DATA TO PROCESS:
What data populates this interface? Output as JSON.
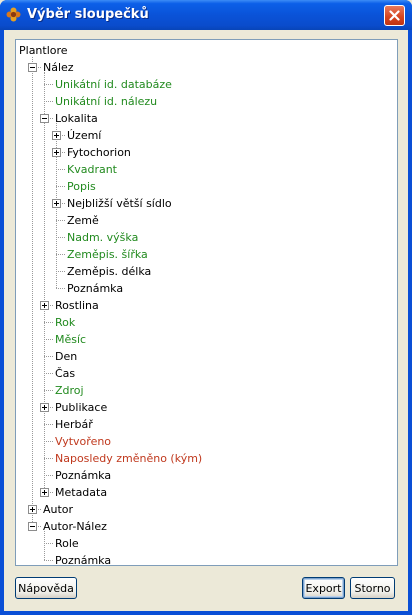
{
  "window": {
    "title": "Výběr sloupečků"
  },
  "buttons": {
    "help": "Nápověda",
    "export": "Export",
    "cancel": "Storno"
  },
  "tree": [
    {
      "label": "Plantlore",
      "depth": 0,
      "color": "black",
      "exp": null
    },
    {
      "label": "Nález",
      "depth": 1,
      "color": "black",
      "exp": "minus"
    },
    {
      "label": "Unikátní id. databáze",
      "depth": 2,
      "color": "green",
      "exp": null
    },
    {
      "label": "Unikátní id. nálezu",
      "depth": 2,
      "color": "green",
      "exp": null
    },
    {
      "label": "Lokalita",
      "depth": 2,
      "color": "black",
      "exp": "minus"
    },
    {
      "label": "Území",
      "depth": 3,
      "color": "black",
      "exp": "plus"
    },
    {
      "label": "Fytochorion",
      "depth": 3,
      "color": "black",
      "exp": "plus"
    },
    {
      "label": "Kvadrant",
      "depth": 3,
      "color": "green",
      "exp": null
    },
    {
      "label": "Popis",
      "depth": 3,
      "color": "green",
      "exp": null
    },
    {
      "label": "Nejbližší větší sídlo",
      "depth": 3,
      "color": "black",
      "exp": "plus"
    },
    {
      "label": "Země",
      "depth": 3,
      "color": "black",
      "exp": null
    },
    {
      "label": "Nadm. výška",
      "depth": 3,
      "color": "green",
      "exp": null
    },
    {
      "label": "Zeměpis. šířka",
      "depth": 3,
      "color": "green",
      "exp": null
    },
    {
      "label": "Zeměpis. délka",
      "depth": 3,
      "color": "black",
      "exp": null
    },
    {
      "label": "Poznámka",
      "depth": 3,
      "color": "black",
      "exp": null
    },
    {
      "label": "Rostlina",
      "depth": 2,
      "color": "black",
      "exp": "plus"
    },
    {
      "label": "Rok",
      "depth": 2,
      "color": "green",
      "exp": null
    },
    {
      "label": "Měsíc",
      "depth": 2,
      "color": "green",
      "exp": null
    },
    {
      "label": "Den",
      "depth": 2,
      "color": "black",
      "exp": null
    },
    {
      "label": "Čas",
      "depth": 2,
      "color": "black",
      "exp": null
    },
    {
      "label": "Zdroj",
      "depth": 2,
      "color": "green",
      "exp": null
    },
    {
      "label": "Publikace",
      "depth": 2,
      "color": "black",
      "exp": "plus"
    },
    {
      "label": "Herbář",
      "depth": 2,
      "color": "black",
      "exp": null
    },
    {
      "label": "Vytvořeno",
      "depth": 2,
      "color": "red",
      "exp": null
    },
    {
      "label": "Naposledy změněno (kým)",
      "depth": 2,
      "color": "red",
      "exp": null
    },
    {
      "label": "Poznámka",
      "depth": 2,
      "color": "black",
      "exp": null
    },
    {
      "label": "Metadata",
      "depth": 2,
      "color": "black",
      "exp": "plus"
    },
    {
      "label": "Autor",
      "depth": 1,
      "color": "black",
      "exp": "plus"
    },
    {
      "label": "Autor-Nález",
      "depth": 1,
      "color": "black",
      "exp": "minus"
    },
    {
      "label": "Role",
      "depth": 2,
      "color": "black",
      "exp": null
    },
    {
      "label": "Poznámka",
      "depth": 2,
      "color": "black",
      "exp": null
    }
  ]
}
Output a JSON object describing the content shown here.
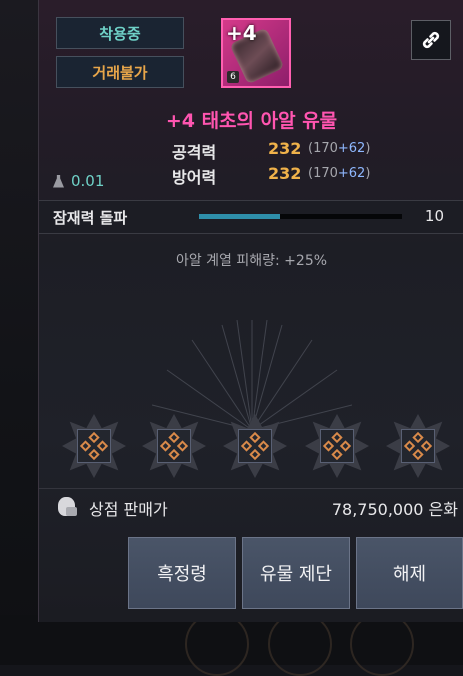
{
  "header": {
    "badge_wearing": "착용중",
    "badge_untradable": "거래불가",
    "item_level": "+4",
    "lock_number": "6",
    "link_icon": "link-icon"
  },
  "item": {
    "name": "+4 태초의 아알 유물",
    "name_color": "#ff55b0"
  },
  "stats": [
    {
      "label": "공격력",
      "value": "232",
      "base": "(170",
      "bonus": "+62",
      "close": ")"
    },
    {
      "label": "방어력",
      "value": "232",
      "base": "(170",
      "bonus": "+62",
      "close": ")"
    }
  ],
  "weight": "0.01",
  "potential": {
    "label": "잠재력 돌파",
    "value": "10",
    "fill_fraction": 0.4
  },
  "effect_text": "아알 계열 피해량: +25%",
  "sockets": [
    "rune-icon",
    "rune-icon",
    "rune-icon",
    "rune-icon",
    "rune-icon"
  ],
  "shop": {
    "label": "상점 판매가",
    "price": "78,750,000 은화"
  },
  "buttons": {
    "black_spirit": "흑정령",
    "relic_craft": "유물 제단",
    "unequip": "해제"
  }
}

GIVEN PROBLEM:
Copy every entry word for word, but omit the pictures.

FINISHED TASK:
What data populates this interface? Output as JSON.
{
  "window": {
    "title": "Výběr sloupečků"
  },
  "buttons": {
    "help": "Nápověda",
    "export": "Export",
    "cancel": "Storno"
  },
  "tree": [
    {
      "label": "Plantlore",
      "depth": 0,
      "color": "black",
      "exp": null
    },
    {
      "label": "Nález",
      "depth": 1,
      "color": "black",
      "exp": "minus"
    },
    {
      "label": "Unikátní id. databáze",
      "depth": 2,
      "color": "green",
      "exp": null
    },
    {
      "label": "Unikátní id. nálezu",
      "depth": 2,
      "color": "green",
      "exp": null
    },
    {
      "label": "Lokalita",
      "depth": 2,
      "color": "black",
      "exp": "minus"
    },
    {
      "label": "Území",
      "depth": 3,
      "color": "black",
      "exp": "plus"
    },
    {
      "label": "Fytochorion",
      "depth": 3,
      "color": "black",
      "exp": "plus"
    },
    {
      "label": "Kvadrant",
      "depth": 3,
      "color": "green",
      "exp": null
    },
    {
      "label": "Popis",
      "depth": 3,
      "color": "green",
      "exp": null
    },
    {
      "label": "Nejbližší větší sídlo",
      "depth": 3,
      "color": "black",
      "exp": "plus"
    },
    {
      "label": "Země",
      "depth": 3,
      "color": "black",
      "exp": null
    },
    {
      "label": "Nadm. výška",
      "depth": 3,
      "color": "green",
      "exp": null
    },
    {
      "label": "Zeměpis. šířka",
      "depth": 3,
      "color": "green",
      "exp": null
    },
    {
      "label": "Zeměpis. délka",
      "depth": 3,
      "color": "black",
      "exp": null
    },
    {
      "label": "Poznámka",
      "depth": 3,
      "color": "black",
      "exp": null
    },
    {
      "label": "Rostlina",
      "depth": 2,
      "color": "black",
      "exp": "plus"
    },
    {
      "label": "Rok",
      "depth": 2,
      "color": "green",
      "exp": null
    },
    {
      "label": "Měsíc",
      "depth": 2,
      "color": "green",
      "exp": null
    },
    {
      "label": "Den",
      "depth": 2,
      "color": "black",
      "exp": null
    },
    {
      "label": "Čas",
      "depth": 2,
      "color": "black",
      "exp": null
    },
    {
      "label": "Zdroj",
      "depth": 2,
      "color": "green",
      "exp": null
    },
    {
      "label": "Publikace",
      "depth": 2,
      "color": "black",
      "exp": "plus"
    },
    {
      "label": "Herbář",
      "depth": 2,
      "color": "black",
      "exp": null
    },
    {
      "label": "Vytvořeno",
      "depth": 2,
      "color": "red",
      "exp": null
    },
    {
      "label": "Naposledy změněno (kým)",
      "depth": 2,
      "color": "red",
      "exp": null
    },
    {
      "label": "Poznámka",
      "depth": 2,
      "color": "black",
      "exp": null
    },
    {
      "label": "Metadata",
      "depth": 2,
      "color": "black",
      "exp": "plus"
    },
    {
      "label": "Autor",
      "depth": 1,
      "color": "black",
      "exp": "plus"
    },
    {
      "label": "Autor-Nález",
      "depth": 1,
      "color": "black",
      "exp": "minus"
    },
    {
      "label": "Role",
      "depth": 2,
      "color": "black",
      "exp": null
    },
    {
      "label": "Poznámka",
      "depth": 2,
      "color": "black",
      "exp": null
    }
  ]
}
Output a JSON object describing the content shown here.
{
  "header": {
    "badge_wearing": "착용중",
    "badge_untradable": "거래불가",
    "item_level": "+4",
    "lock_number": "6",
    "link_icon": "link-icon"
  },
  "item": {
    "name": "+4 태초의 아알 유물",
    "name_color": "#ff55b0"
  },
  "stats": [
    {
      "label": "공격력",
      "value": "232",
      "base": "(170",
      "bonus": "+62",
      "close": ")"
    },
    {
      "label": "방어력",
      "value": "232",
      "base": "(170",
      "bonus": "+62",
      "close": ")"
    }
  ],
  "weight": "0.01",
  "potential": {
    "label": "잠재력 돌파",
    "value": "10",
    "fill_fraction": 0.4
  },
  "effect_text": "아알 계열 피해량: +25%",
  "sockets": [
    "rune-icon",
    "rune-icon",
    "rune-icon",
    "rune-icon",
    "rune-icon"
  ],
  "shop": {
    "label": "상점 판매가",
    "price": "78,750,000 은화"
  },
  "buttons": {
    "black_spirit": "흑정령",
    "relic_craft": "유물 제단",
    "unequip": "해제"
  }
}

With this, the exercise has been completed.